Exercise data ->
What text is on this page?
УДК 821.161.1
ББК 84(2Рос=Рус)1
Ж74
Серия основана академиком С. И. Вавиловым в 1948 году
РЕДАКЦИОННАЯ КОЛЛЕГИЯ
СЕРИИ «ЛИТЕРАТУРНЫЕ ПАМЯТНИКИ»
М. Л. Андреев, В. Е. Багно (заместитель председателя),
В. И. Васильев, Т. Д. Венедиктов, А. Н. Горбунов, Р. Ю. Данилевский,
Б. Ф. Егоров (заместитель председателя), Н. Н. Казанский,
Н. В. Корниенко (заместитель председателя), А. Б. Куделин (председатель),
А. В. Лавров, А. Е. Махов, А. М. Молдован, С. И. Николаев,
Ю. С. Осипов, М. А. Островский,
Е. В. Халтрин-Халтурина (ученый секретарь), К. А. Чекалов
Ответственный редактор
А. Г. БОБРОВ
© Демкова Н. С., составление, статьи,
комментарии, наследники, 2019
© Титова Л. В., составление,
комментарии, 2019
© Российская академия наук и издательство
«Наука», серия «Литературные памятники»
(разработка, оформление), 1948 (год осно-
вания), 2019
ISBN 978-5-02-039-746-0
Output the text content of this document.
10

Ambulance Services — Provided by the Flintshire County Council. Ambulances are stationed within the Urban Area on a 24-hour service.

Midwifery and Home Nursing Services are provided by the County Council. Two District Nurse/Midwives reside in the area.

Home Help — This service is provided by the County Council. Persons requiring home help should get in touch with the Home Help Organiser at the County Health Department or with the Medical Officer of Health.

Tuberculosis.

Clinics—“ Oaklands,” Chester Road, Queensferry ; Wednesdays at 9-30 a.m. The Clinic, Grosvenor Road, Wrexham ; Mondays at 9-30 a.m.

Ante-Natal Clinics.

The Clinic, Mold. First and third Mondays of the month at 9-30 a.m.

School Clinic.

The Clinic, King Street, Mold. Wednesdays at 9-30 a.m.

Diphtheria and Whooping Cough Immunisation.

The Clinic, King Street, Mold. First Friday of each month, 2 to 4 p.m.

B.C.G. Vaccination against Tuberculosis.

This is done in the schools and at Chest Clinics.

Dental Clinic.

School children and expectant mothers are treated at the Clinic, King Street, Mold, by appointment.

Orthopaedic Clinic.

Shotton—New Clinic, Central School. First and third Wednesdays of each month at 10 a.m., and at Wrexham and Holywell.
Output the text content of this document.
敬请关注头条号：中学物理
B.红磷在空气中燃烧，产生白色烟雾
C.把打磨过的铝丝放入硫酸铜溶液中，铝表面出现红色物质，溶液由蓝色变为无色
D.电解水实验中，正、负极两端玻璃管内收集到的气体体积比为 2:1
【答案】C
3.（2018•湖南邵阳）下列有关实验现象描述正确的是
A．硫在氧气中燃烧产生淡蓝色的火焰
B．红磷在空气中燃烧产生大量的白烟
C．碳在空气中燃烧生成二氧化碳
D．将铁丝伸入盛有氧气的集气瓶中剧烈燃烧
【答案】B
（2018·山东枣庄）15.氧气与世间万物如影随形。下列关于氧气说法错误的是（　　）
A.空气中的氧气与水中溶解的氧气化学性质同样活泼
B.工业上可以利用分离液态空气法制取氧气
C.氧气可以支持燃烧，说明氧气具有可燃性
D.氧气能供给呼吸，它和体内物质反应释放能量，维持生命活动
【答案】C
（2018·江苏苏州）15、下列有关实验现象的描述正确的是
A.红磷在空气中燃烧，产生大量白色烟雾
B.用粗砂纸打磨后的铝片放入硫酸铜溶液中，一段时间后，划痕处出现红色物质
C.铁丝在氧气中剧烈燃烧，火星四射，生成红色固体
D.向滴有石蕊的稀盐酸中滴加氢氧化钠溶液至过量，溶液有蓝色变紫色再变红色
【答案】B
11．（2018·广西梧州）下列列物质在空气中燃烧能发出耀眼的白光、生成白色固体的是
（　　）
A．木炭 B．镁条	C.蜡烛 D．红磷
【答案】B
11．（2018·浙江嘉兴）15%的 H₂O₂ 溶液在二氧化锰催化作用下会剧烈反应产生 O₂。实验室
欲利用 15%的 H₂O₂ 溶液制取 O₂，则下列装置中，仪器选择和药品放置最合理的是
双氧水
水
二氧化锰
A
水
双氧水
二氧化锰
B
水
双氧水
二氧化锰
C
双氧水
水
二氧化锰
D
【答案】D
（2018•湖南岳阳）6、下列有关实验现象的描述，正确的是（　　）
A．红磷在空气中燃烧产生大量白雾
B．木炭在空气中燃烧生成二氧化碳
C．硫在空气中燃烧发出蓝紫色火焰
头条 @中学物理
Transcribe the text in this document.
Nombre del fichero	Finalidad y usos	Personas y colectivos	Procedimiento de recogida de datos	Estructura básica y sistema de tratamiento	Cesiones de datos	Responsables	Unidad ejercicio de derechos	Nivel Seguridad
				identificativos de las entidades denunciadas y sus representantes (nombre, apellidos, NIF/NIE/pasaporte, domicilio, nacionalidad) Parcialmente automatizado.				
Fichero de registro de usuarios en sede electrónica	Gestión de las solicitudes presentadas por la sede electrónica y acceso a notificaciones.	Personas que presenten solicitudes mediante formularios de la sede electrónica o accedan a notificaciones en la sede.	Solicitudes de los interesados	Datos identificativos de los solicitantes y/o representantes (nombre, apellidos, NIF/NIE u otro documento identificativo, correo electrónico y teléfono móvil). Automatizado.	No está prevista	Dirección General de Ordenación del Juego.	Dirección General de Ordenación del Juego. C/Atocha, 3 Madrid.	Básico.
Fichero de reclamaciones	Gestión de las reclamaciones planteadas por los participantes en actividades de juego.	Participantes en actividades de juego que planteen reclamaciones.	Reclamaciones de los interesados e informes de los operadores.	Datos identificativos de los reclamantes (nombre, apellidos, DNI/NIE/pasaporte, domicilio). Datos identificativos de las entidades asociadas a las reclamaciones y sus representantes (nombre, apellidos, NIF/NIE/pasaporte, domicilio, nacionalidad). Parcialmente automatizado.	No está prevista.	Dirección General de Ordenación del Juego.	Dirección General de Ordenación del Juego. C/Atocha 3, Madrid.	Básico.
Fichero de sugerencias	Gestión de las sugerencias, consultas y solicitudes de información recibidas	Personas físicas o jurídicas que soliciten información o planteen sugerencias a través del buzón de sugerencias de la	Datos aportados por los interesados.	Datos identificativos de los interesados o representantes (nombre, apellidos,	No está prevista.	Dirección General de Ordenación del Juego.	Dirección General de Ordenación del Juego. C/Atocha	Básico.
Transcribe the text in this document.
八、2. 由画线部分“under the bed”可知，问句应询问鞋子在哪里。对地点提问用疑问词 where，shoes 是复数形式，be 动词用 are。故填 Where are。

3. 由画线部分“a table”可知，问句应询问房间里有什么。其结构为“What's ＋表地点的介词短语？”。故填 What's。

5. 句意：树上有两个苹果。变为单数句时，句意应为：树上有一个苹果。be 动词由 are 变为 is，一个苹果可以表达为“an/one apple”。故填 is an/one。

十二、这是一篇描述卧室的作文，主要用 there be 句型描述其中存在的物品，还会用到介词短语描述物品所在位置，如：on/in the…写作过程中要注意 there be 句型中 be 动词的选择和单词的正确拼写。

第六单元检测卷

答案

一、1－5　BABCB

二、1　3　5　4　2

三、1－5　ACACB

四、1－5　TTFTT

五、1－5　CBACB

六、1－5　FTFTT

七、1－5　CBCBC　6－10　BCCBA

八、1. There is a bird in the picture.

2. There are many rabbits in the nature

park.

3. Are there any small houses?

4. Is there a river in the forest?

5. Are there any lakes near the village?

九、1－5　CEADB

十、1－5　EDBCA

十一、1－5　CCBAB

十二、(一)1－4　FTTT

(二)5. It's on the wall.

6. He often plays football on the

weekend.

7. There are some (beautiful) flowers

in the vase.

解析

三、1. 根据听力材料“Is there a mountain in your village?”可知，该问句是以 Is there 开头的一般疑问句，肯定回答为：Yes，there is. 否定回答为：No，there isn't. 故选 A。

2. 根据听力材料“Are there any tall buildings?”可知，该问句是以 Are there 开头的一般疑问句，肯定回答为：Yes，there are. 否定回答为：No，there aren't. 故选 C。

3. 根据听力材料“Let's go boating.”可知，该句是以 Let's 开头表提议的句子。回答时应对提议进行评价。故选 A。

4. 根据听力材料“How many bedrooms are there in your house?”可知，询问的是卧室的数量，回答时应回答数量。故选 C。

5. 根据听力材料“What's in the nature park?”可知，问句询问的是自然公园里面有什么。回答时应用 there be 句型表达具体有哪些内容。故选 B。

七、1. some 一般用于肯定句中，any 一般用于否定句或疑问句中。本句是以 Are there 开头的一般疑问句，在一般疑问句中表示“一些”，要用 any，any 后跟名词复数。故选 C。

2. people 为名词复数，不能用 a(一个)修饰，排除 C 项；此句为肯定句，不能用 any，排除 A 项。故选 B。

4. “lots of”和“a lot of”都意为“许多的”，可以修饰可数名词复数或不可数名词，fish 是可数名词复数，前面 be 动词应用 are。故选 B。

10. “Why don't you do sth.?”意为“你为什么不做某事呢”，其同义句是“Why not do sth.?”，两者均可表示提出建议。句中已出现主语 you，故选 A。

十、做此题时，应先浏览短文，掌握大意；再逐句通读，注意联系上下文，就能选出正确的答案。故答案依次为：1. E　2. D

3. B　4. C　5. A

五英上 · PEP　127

Written exercise ->
Extract every line containing the string "Mold" from the data above.

Result ->
The Clinic, Mold. First and third Mondays of the month at 9-30 a.m.
The Clinic, King Street, Mold. Wednesdays at 9-30 a.m.
The Clinic, King Street, Mold. First Friday of each month, 2 to 4 p.m.
School children and expectant mothers are treated at the Clinic, King Street, Mold, by appointment.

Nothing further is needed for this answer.